Exercise description:
Say how many lines hold the string "Backward", and nothing more.

(Collected data)
::::

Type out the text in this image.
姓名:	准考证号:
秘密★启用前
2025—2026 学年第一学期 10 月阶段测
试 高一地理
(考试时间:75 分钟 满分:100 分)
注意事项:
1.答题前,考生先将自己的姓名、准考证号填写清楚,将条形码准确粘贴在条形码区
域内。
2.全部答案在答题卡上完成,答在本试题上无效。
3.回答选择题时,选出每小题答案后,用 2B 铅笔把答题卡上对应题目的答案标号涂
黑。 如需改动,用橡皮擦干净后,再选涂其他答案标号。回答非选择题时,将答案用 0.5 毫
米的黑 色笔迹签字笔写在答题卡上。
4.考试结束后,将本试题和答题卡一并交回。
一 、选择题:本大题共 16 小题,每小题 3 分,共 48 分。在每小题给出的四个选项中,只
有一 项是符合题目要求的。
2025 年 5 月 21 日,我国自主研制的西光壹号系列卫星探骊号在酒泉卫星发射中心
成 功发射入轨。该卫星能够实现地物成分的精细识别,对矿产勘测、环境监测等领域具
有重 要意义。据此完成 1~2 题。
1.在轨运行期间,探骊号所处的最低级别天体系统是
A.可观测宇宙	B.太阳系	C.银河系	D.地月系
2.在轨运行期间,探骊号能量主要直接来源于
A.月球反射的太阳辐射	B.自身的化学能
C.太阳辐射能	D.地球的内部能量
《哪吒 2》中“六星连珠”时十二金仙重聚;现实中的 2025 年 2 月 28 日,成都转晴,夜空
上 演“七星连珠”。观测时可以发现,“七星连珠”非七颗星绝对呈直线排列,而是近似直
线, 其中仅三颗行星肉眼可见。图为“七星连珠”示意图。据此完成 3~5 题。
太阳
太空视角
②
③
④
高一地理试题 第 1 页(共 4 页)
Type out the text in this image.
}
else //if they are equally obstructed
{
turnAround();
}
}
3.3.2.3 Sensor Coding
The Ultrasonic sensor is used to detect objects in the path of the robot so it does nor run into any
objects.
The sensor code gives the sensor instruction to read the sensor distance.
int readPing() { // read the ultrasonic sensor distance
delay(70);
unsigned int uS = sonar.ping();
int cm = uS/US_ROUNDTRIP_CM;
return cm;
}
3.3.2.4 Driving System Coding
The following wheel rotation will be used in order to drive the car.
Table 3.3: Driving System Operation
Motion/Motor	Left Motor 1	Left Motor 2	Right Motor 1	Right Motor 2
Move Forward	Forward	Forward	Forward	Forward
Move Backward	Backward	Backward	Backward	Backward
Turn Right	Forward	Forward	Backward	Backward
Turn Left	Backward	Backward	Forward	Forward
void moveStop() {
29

::::

Written response:
3